**Input records**

>>>>

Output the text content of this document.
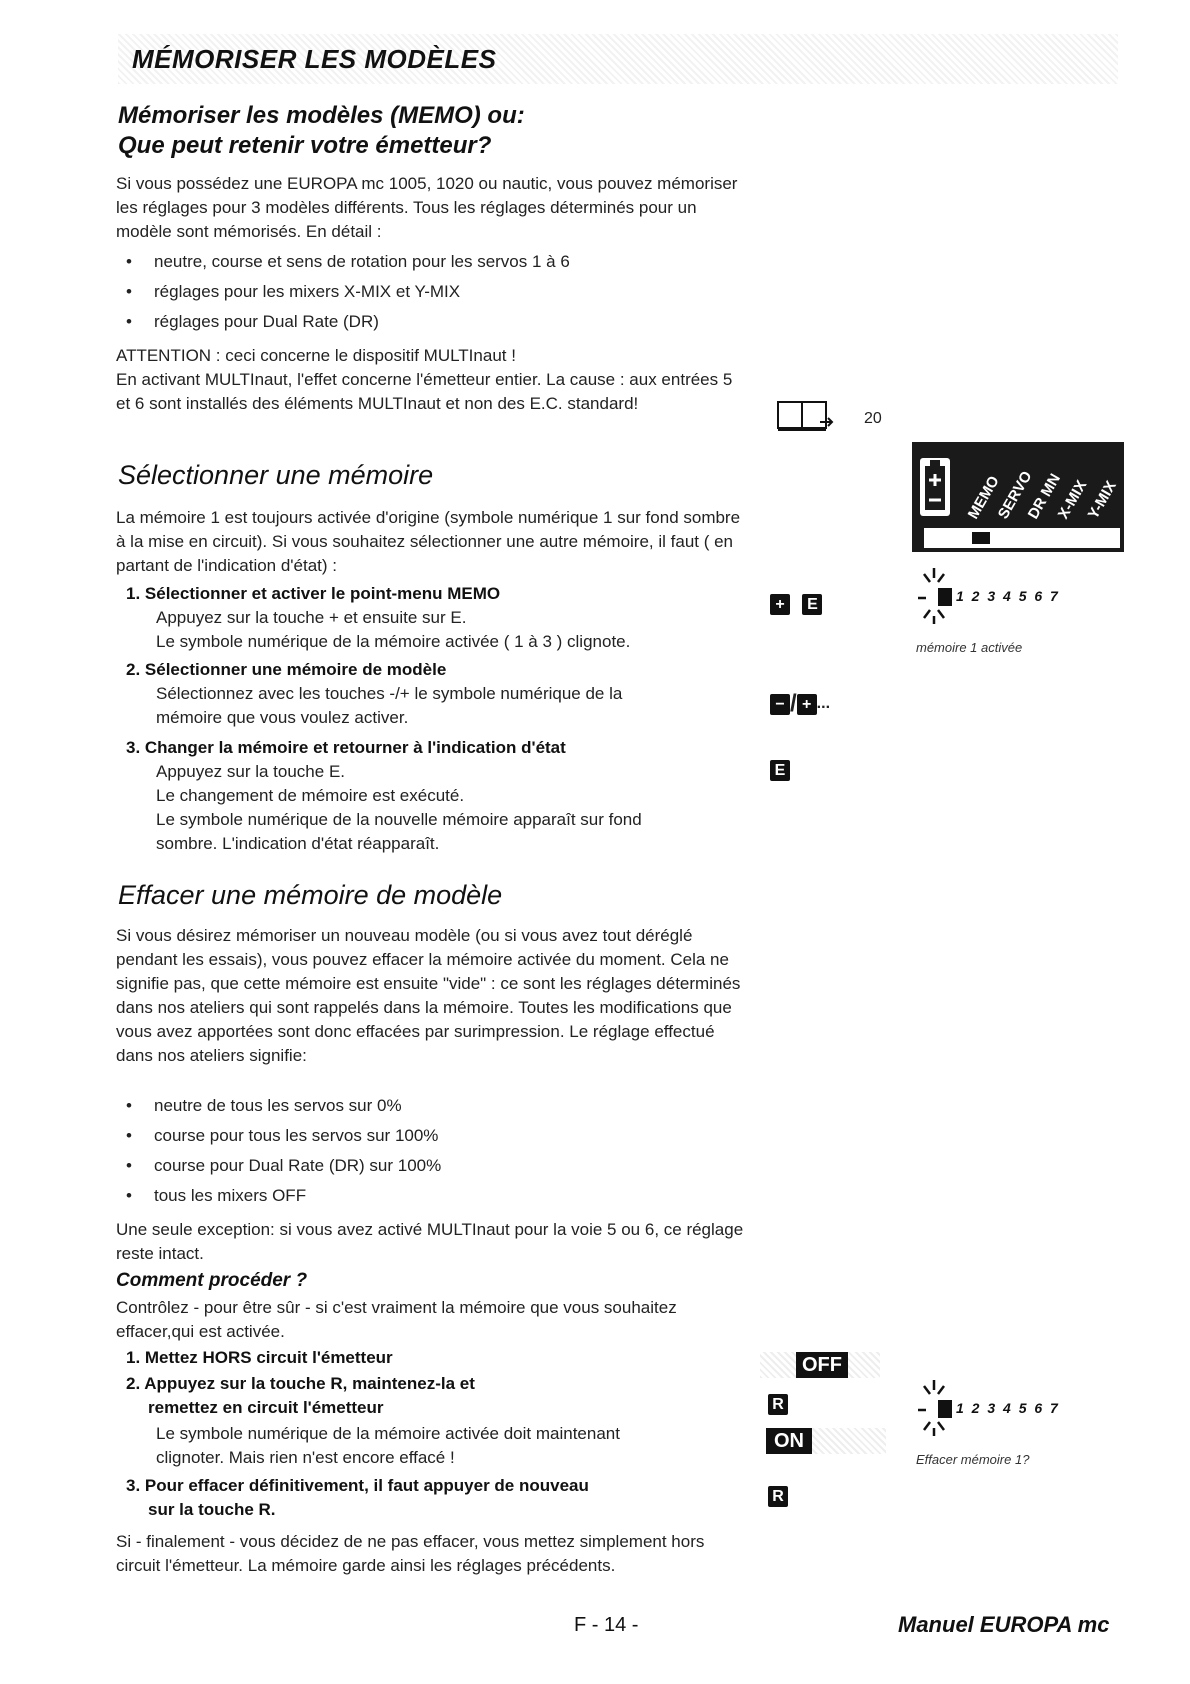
MÉMORISER LES MODÈLES
Mémoriser les modèles (MEMO) ou:
Que peut retenir votre émetteur?
Si vous possédez une EUROPA mc 1005, 1020 ou nautic, vous pouvez mémoriser les réglages pour 3 modèles différents. Tous les réglages déterminés pour un modèle sont mémorisés. En détail :
• neutre, course et sens de rotation pour les servos 1 à 6
• réglages pour les mixers X-MIX et Y-MIX
• réglages pour Dual Rate (DR)
ATTENTION : ceci concerne le dispositif MULTInaut !
En activant MULTInaut, l'effet concerne l'émetteur entier. La cause : aux entrées 5 et 6 sont installés des éléments MULTInaut et non des E.C. standard!
20
Sélectionner une mémoire
La mémoire 1 est toujours activée d'origine (symbole numérique 1 sur fond sombre à la mise en circuit). Si vous souhaitez sélectionner une autre mémoire, il faut ( en partant de l'indication d'état) :
1. Sélectionner et activer le point-menu MEMO
Appuyez sur la touche + et ensuite sur E.
Le symbole numérique de la mémoire activée ( 1 à 3 ) clignote.
2. Sélectionner une mémoire de modèle
Sélectionnez avec les touches -/+ le symbole numérique de la
mémoire que vous voulez activer.
3. Changer la mémoire et retourner à l'indication d'état
Appuyez sur la touche E.
Le changement de mémoire est exécuté.
Le symbole numérique de la nouvelle mémoire apparaît sur fond
sombre. L'indication d'état réapparaît.
Effacer une mémoire de modèle
Si vous désirez mémoriser un nouveau modèle (ou si vous avez tout déréglé pendant les essais), vous pouvez effacer la mémoire activée du moment. Cela ne signifie pas, que cette mémoire est ensuite "vide" : ce sont les réglages déterminés dans nos ateliers qui sont rappelés dans la mémoire. Toutes les modifications que vous avez apportées sont donc effacées par surimpression. Le réglage effectué dans nos ateliers signifie:
• neutre de tous les servos sur 0%
• course pour tous les servos sur 100%
• course pour Dual Rate (DR) sur 100%
• tous les mixers OFF
Une seule exception: si vous avez activé MULTInaut pour la voie 5 ou 6, ce réglage reste intact.
Comment procéder ?
Contrôlez - pour être sûr - si c'est vraiment la mémoire que vous souhaitez effacer,qui est activée.
1. Mettez HORS circuit l'émetteur
2. Appuyez sur la touche R, maintenez-la et
remettez en circuit l'émetteur
Le symbole numérique de la mémoire activée doit maintenant
clignoter. Mais rien n'est encore effacé !
3. Pour effacer définitivement, il faut appuyer de nouveau
sur la touche R.
Si - finalement - vous décidez de ne pas effacer, vous mettez simplement hors circuit l'émetteur. La mémoire garde ainsi les réglages précédents.
MEMO
SERVO
DR MN
X-MIX
Y-MIX
+ E
− / + ...
E
1 2 3 4 5 6 7
mémoire 1 activée
OFF
R
ON
R
1 2 3 4 5 6 7
Effacer mémoire 1?
F - 14 -	Manuel EUROPA mc
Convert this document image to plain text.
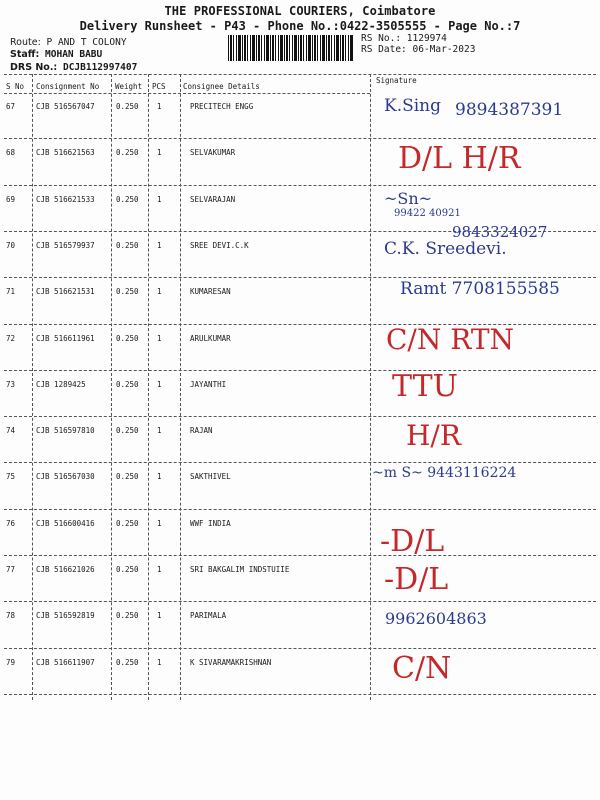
THE PROFESSIONAL COURIERS, Coimbatore
Delivery Runsheet - P43 - Phone No.:0422-3505555 - Page No.:7
Route: P AND T COLONY
Staff: MOHAN BABU
DRS No.: DCJB112997407
RS No.: 1129974
RS Date: 06-Mar-2023
S No Consignment No Weight PCS Consignee Details
Signature
67	CJB 516567047	0.250 1	PRECITECH ENGG	K.Sing 9894387391
68	CJB 516621563	0.250 1	SELVAKUMAR	D/L H/R
69	CJB 516621533	0.250 1	SELVARAJAN	~Sn~
99422 40921
70	CJB 516579937	0.250 1	SREE DEVI.C.K
9843324027
C.K. Sreedevi.
71	CJB 516621531	0.250 1	KUMARESAN	Ramt 7708155585
72	CJB 516611961	0.250 1	ARULKUMAR	C/N RTN
73	CJB 1289425	0.250 1	JAYANTHI	TTU
74	CJB 516597810	0.250 1	RAJAN	H/R
75	CJB 516567030	0.250 1	SAKTHIVEL	~m S~ 9443116224
76	CJB 516600416	0.250 1	WWF INDIA
-D/L
77	CJB 516621026	0.250 1	SRI BAKGALIM INDSTUIIE	-D/L
78	CJB 516592819	0.250 1	PARIMALA	9962604863
79	CJB 516611907	0.250 1	K SIVARAMAKRISHNAN	C/N
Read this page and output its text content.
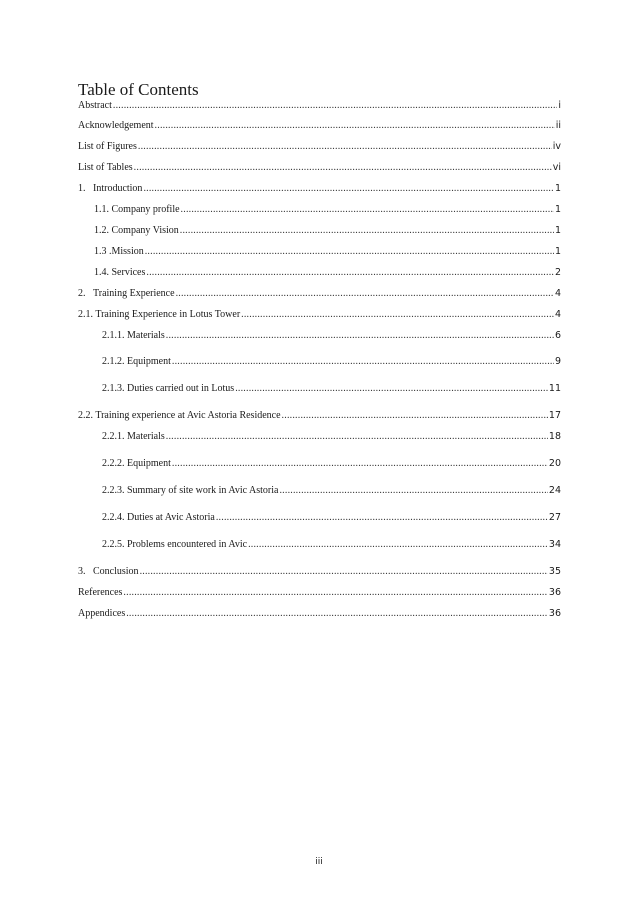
Table of Contents
Abstract .....	i
Acknowledgement .....	ii
List of Figures .....	iv
List of Tables .....	vi
1.   Introduction .....	1
1.1. Company profile .....	1
1.2. Company Vision .....	1
1.3 .Mission .....	1
1.4. Services .....	2
2.   Training Experience .....	4
2.1. Training Experience in Lotus Tower .....	4
2.1.1. Materials .....	6
2.1.2. Equipment .....	9
2.1.3. Duties carried out in Lotus .....	11
2.2. Training experience at Avic Astoria Residence .....	17
2.2.1. Materials .....	18
2.2.2. Equipment .....	20
2.2.3. Summary of site work in Avic Astoria .....	24
2.2.4. Duties at Avic Astoria .....	27
2.2.5. Problems encountered in Avic .....	34
3.   Conclusion .....	35
References .....	36
Appendices .....	36
iii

<<<<

**What you have to do**
Please write out all the data again word for word, but not the pictures.

**Complete answer**
Output the text content of this document.
MÉMORISER LES MODÈLES
Mémoriser les modèles (MEMO) ou:
Que peut retenir votre émetteur?
Si vous possédez une EUROPA mc 1005, 1020 ou nautic, vous pouvez mémoriser les réglages pour 3 modèles différents. Tous les réglages déterminés pour un modèle sont mémorisés. En détail :
• neutre, course et sens de rotation pour les servos 1 à 6
• réglages pour les mixers X-MIX et Y-MIX
• réglages pour Dual Rate (DR)
ATTENTION : ceci concerne le dispositif MULTInaut !
En activant MULTInaut, l'effet concerne l'émetteur entier. La cause : aux entrées 5 et 6 sont installés des éléments MULTInaut et non des E.C. standard!
20
Sélectionner une mémoire
La mémoire 1 est toujours activée d'origine (symbole numérique 1 sur fond sombre à la mise en circuit). Si vous souhaitez sélectionner une autre mémoire, il faut ( en partant de l'indication d'état) :
1. Sélectionner et activer le point-menu MEMO
Appuyez sur la touche + et ensuite sur E.
Le symbole numérique de la mémoire activée ( 1 à 3 ) clignote.
2. Sélectionner une mémoire de modèle
Sélectionnez avec les touches -/+ le symbole numérique de la
mémoire que vous voulez activer.
3. Changer la mémoire et retourner à l'indication d'état
Appuyez sur la touche E.
Le changement de mémoire est exécuté.
Le symbole numérique de la nouvelle mémoire apparaît sur fond
sombre. L'indication d'état réapparaît.
Effacer une mémoire de modèle
Si vous désirez mémoriser un nouveau modèle (ou si vous avez tout déréglé pendant les essais), vous pouvez effacer la mémoire activée du moment. Cela ne signifie pas, que cette mémoire est ensuite "vide" : ce sont les réglages déterminés dans nos ateliers qui sont rappelés dans la mémoire. Toutes les modifications que vous avez apportées sont donc effacées par surimpression. Le réglage effectué dans nos ateliers signifie:
• neutre de tous les servos sur 0%
• course pour tous les servos sur 100%
• course pour Dual Rate (DR) sur 100%
• tous les mixers OFF
Une seule exception: si vous avez activé MULTInaut pour la voie 5 ou 6, ce réglage reste intact.
Comment procéder ?
Contrôlez - pour être sûr - si c'est vraiment la mémoire que vous souhaitez effacer,qui est activée.
1. Mettez HORS circuit l'émetteur
2. Appuyez sur la touche R, maintenez-la et
remettez en circuit l'émetteur
Le symbole numérique de la mémoire activée doit maintenant
clignoter. Mais rien n'est encore effacé !
3. Pour effacer définitivement, il faut appuyer de nouveau
sur la touche R.
Si - finalement - vous décidez de ne pas effacer, vous mettez simplement hors circuit l'émetteur. La mémoire garde ainsi les réglages précédents.
MEMO
SERVO
DR MN
X-MIX
Y-MIX
+ E
− / + ...
E
1 2 3 4 5 6 7
mémoire 1 activée
OFF
R
ON
R
1 2 3 4 5 6 7
Effacer mémoire 1?
F - 14 -	Manuel EUROPA mc
Convert this document image to plain text.
THE PROFESSIONAL COURIERS, Coimbatore
Delivery Runsheet - P43 - Phone No.:0422-3505555 - Page No.:7
Route: P AND T COLONY
Staff: MOHAN BABU
DRS No.: DCJB112997407
RS No.: 1129974
RS Date: 06-Mar-2023
S No Consignment No Weight PCS Consignee Details
Signature
67	CJB 516567047	0.250 1	PRECITECH ENGG	K.Sing 9894387391
68	CJB 516621563	0.250 1	SELVAKUMAR	D/L H/R
69	CJB 516621533	0.250 1	SELVARAJAN	~Sn~
99422 40921
70	CJB 516579937	0.250 1	SREE DEVI.C.K
9843324027
C.K. Sreedevi.
71	CJB 516621531	0.250 1	KUMARESAN	Ramt 7708155585
72	CJB 516611961	0.250 1	ARULKUMAR	C/N RTN
73	CJB 1289425	0.250 1	JAYANTHI	TTU
74	CJB 516597810	0.250 1	RAJAN	H/R
75	CJB 516567030	0.250 1	SAKTHIVEL	~m S~ 9443116224
76	CJB 516600416	0.250 1	WWF INDIA
-D/L
77	CJB 516621026	0.250 1	SRI BAKGALIM INDSTUIIE	-D/L
78	CJB 516592819	0.250 1	PARIMALA	9962604863
79	CJB 516611907	0.250 1	K SIVARAMAKRISHNAN	C/N
Read this page and output its text content.
Table of Contents
Abstract .....	i
Acknowledgement .....	ii
List of Figures .....	iv
List of Tables .....	vi
1.   Introduction .....	1
1.1. Company profile .....	1
1.2. Company Vision .....	1
1.3 .Mission .....	1
1.4. Services .....	2
2.   Training Experience .....	4
2.1. Training Experience in Lotus Tower .....	4
2.1.1. Materials .....	6
2.1.2. Equipment .....	9
2.1.3. Duties carried out in Lotus .....	11
2.2. Training experience at Avic Astoria Residence .....	17
2.2.1. Materials .....	18
2.2.2. Equipment .....	20
2.2.3. Summary of site work in Avic Astoria .....	24
2.2.4. Duties at Avic Astoria .....	27
2.2.5. Problems encountered in Avic .....	34
3.   Conclusion .....	35
References .....	36
Appendices .....	36
iii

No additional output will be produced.